■ Task statement ■
Every line with the word "giác" in it should be extracted from the data that follows.

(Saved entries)
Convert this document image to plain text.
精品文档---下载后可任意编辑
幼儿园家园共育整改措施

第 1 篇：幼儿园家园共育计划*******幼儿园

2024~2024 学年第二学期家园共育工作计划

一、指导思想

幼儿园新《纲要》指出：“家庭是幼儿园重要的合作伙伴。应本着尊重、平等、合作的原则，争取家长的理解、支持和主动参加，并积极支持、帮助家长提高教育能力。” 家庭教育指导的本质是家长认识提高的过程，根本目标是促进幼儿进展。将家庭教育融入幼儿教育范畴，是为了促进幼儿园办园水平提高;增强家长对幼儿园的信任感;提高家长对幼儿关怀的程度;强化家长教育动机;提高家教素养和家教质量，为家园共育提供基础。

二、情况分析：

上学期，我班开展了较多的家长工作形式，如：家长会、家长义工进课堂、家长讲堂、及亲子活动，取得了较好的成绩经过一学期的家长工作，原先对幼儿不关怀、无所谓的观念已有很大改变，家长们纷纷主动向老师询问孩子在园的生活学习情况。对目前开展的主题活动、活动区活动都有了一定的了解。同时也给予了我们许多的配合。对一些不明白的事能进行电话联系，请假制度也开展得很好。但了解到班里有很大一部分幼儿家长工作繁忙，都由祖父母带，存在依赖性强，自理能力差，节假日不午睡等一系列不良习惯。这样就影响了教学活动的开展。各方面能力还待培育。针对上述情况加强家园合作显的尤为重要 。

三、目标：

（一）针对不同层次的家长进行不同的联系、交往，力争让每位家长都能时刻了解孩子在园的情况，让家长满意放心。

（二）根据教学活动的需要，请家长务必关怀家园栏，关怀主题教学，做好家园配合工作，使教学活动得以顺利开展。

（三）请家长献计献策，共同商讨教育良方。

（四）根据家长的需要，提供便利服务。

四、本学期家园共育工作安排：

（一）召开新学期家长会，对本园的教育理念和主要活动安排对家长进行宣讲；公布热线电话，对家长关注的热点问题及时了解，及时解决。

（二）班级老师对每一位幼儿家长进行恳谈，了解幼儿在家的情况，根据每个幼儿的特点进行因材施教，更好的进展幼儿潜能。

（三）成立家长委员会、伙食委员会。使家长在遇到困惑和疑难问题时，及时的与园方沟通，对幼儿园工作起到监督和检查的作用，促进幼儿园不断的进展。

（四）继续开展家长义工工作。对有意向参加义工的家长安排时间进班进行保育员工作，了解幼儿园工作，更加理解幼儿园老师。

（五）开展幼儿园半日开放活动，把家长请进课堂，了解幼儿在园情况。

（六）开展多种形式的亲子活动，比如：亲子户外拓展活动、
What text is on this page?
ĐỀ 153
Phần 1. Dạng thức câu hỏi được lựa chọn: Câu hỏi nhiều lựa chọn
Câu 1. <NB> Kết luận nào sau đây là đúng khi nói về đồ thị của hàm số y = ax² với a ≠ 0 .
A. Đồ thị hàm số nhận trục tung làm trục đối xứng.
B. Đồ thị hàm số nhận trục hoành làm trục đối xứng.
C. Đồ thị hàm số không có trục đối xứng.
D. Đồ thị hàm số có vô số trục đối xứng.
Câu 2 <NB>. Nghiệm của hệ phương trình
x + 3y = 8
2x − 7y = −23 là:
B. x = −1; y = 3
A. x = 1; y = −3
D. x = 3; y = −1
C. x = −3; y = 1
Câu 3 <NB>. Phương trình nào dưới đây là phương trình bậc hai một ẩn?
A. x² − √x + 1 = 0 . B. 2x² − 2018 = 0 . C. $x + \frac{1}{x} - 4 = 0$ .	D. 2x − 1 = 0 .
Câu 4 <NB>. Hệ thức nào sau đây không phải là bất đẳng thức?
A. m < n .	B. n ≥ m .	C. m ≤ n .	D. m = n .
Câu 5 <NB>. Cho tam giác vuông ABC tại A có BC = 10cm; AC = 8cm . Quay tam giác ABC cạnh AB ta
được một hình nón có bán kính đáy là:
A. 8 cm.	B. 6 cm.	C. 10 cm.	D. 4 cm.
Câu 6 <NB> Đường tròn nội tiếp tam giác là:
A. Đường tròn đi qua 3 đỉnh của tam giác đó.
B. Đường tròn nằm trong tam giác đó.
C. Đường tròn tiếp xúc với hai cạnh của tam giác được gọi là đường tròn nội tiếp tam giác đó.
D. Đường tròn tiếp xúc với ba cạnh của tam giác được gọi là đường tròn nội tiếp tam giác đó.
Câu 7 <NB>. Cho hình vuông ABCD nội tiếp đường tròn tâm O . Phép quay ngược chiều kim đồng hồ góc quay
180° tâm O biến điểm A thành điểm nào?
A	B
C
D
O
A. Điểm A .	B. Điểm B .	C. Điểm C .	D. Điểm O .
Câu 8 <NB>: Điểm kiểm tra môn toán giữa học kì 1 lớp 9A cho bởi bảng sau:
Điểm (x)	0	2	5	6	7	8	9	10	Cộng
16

■ Correct answer ■
Câu 5 <NB>. Cho tam giác vuông ABC tại A có BC = 10cm; AC = 8cm . Quay tam giác ABC cạnh AB ta
Câu 6 <NB> Đường tròn nội tiếp tam giác là:
A. Đường tròn đi qua 3 đỉnh của tam giác đó.
B. Đường tròn nằm trong tam giác đó.
C. Đường tròn tiếp xúc với hai cạnh của tam giác được gọi là đường tròn nội tiếp tam giác đó.
D. Đường tròn tiếp xúc với ba cạnh của tam giác được gọi là đường tròn nội tiếp tam giác đó.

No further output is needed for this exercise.